# WHAT IS EXPECTED
Work through the data line by line, gathering every line that has the word "partition".

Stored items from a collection
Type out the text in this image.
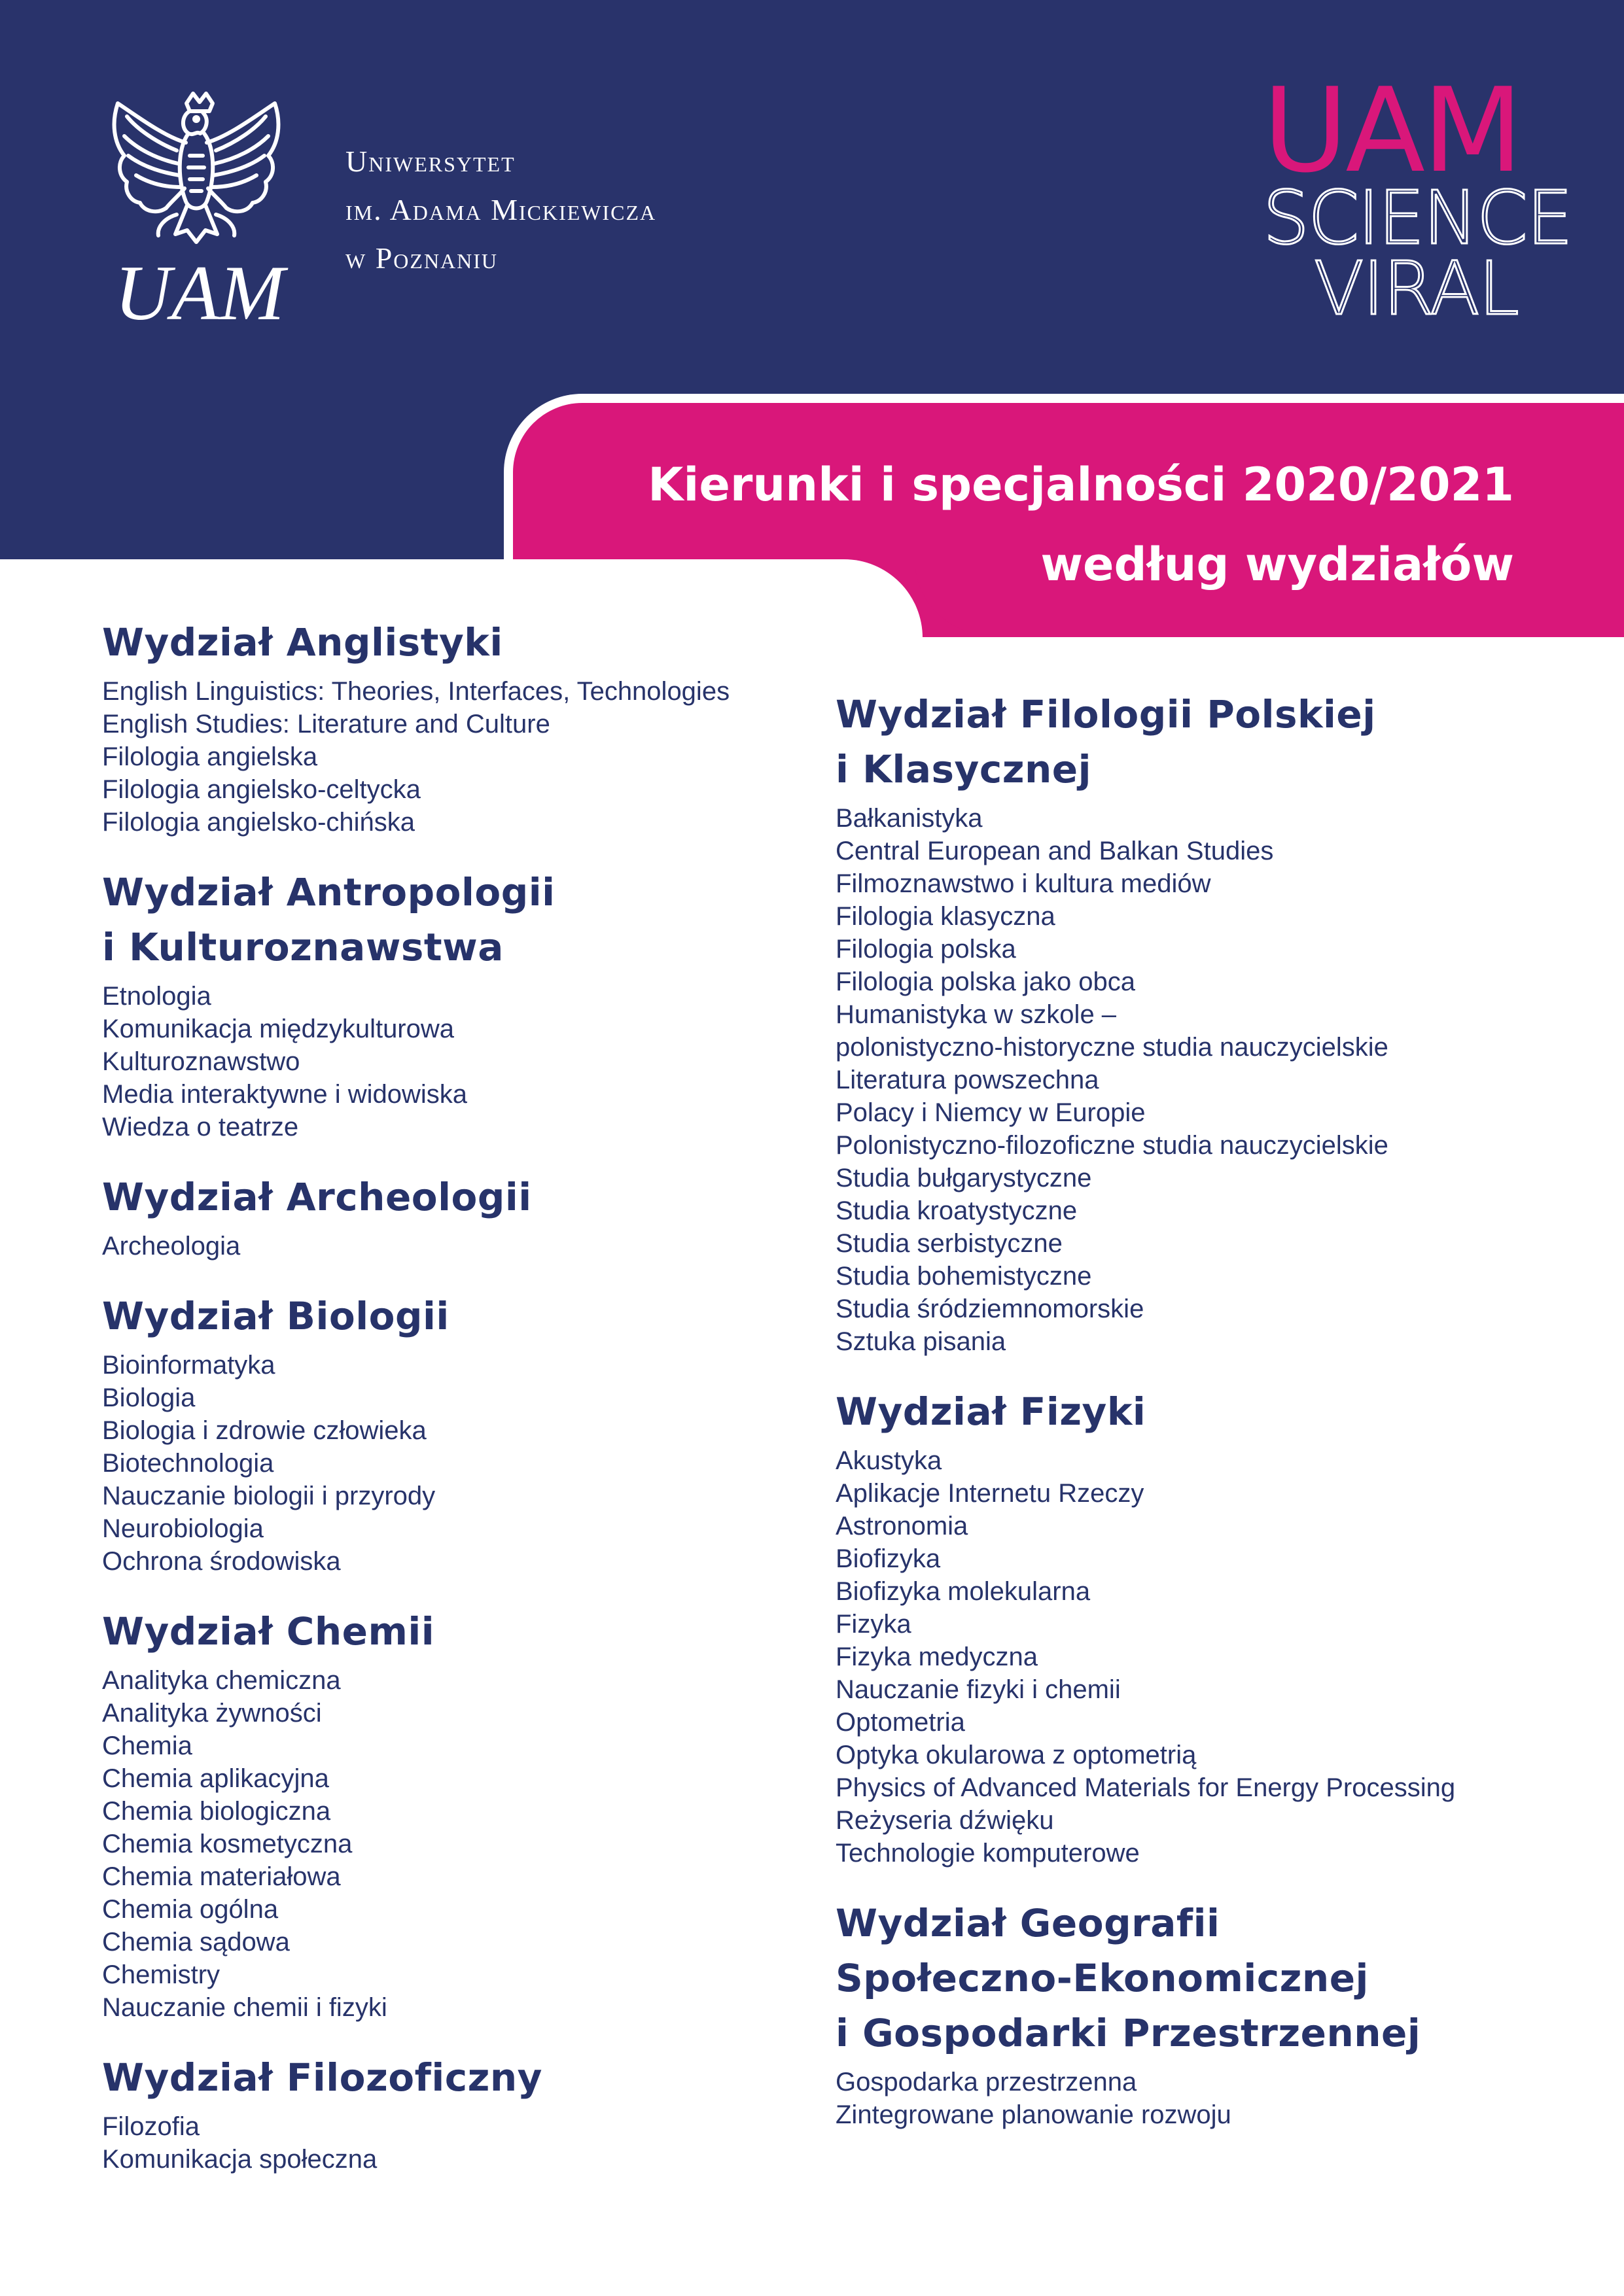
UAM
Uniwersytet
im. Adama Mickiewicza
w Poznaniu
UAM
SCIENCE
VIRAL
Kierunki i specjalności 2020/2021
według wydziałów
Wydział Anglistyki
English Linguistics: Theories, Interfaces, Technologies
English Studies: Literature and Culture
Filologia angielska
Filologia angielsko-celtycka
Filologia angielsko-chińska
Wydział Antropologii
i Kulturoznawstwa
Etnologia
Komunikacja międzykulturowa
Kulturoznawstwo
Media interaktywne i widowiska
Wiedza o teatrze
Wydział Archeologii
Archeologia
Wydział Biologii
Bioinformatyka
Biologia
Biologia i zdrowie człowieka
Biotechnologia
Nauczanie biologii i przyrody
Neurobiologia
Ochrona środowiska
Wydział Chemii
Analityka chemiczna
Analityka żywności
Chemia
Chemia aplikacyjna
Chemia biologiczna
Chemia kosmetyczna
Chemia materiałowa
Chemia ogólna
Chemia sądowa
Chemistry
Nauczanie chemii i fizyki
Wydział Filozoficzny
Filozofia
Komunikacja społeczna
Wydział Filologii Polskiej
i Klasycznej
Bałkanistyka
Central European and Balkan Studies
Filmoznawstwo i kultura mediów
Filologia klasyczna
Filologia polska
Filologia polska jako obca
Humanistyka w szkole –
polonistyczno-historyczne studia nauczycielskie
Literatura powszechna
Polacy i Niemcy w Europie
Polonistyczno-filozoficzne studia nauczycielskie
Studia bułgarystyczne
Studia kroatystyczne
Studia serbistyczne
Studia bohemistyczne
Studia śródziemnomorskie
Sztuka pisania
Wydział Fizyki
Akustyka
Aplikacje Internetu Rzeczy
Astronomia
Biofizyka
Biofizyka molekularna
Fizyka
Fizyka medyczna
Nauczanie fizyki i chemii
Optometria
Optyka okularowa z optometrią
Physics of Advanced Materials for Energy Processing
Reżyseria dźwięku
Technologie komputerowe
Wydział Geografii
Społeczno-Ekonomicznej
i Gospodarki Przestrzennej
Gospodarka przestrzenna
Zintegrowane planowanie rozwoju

...

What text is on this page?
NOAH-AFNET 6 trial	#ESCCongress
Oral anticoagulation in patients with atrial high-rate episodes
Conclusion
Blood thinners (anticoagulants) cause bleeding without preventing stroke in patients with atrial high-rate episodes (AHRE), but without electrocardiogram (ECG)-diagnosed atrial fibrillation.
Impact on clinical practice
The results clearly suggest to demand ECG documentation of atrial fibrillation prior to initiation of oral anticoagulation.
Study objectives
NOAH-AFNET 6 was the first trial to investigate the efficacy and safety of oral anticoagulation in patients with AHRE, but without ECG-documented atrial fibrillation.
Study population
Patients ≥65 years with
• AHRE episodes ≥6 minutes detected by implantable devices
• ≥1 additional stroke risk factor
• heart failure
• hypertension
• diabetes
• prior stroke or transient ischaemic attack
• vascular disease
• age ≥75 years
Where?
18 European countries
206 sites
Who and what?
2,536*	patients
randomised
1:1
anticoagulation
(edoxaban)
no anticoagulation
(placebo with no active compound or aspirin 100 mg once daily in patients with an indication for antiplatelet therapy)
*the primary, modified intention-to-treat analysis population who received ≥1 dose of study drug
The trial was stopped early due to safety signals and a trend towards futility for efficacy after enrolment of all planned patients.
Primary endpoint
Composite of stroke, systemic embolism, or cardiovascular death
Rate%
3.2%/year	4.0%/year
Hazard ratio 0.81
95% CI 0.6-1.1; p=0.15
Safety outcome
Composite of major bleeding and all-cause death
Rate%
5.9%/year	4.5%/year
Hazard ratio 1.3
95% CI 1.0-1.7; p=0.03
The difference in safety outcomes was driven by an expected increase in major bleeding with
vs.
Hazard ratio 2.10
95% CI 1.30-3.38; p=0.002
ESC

==

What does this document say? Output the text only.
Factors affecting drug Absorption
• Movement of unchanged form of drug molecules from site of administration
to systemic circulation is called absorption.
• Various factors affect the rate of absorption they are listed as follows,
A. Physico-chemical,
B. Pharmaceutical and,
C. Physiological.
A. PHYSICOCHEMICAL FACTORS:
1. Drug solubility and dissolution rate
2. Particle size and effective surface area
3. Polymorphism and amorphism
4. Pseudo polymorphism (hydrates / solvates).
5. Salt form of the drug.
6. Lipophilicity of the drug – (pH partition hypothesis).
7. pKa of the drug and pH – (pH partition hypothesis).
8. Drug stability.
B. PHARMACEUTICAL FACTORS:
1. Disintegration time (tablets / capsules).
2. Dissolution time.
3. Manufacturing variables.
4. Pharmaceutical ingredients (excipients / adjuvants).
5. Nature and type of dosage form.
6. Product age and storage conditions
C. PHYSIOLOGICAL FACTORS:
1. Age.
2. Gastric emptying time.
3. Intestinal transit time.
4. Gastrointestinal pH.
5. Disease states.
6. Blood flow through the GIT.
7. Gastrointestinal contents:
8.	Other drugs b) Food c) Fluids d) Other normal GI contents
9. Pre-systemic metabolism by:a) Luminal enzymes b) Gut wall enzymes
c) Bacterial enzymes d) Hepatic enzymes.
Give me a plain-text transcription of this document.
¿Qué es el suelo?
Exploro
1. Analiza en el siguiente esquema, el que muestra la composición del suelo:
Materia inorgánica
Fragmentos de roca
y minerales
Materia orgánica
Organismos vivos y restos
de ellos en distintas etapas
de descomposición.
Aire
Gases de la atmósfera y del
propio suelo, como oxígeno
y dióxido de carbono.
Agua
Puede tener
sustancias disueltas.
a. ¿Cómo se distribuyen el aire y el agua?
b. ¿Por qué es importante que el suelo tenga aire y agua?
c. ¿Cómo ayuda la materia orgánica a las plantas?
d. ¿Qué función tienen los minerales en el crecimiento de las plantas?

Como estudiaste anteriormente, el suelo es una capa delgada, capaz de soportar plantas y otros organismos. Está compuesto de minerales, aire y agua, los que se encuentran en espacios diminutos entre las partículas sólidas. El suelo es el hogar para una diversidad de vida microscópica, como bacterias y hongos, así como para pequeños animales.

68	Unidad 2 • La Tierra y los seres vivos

# FINAL ANSWER
6. Lipophilicity of the drug – (pH partition hypothesis).
7. pKa of the drug and pH – (pH partition hypothesis).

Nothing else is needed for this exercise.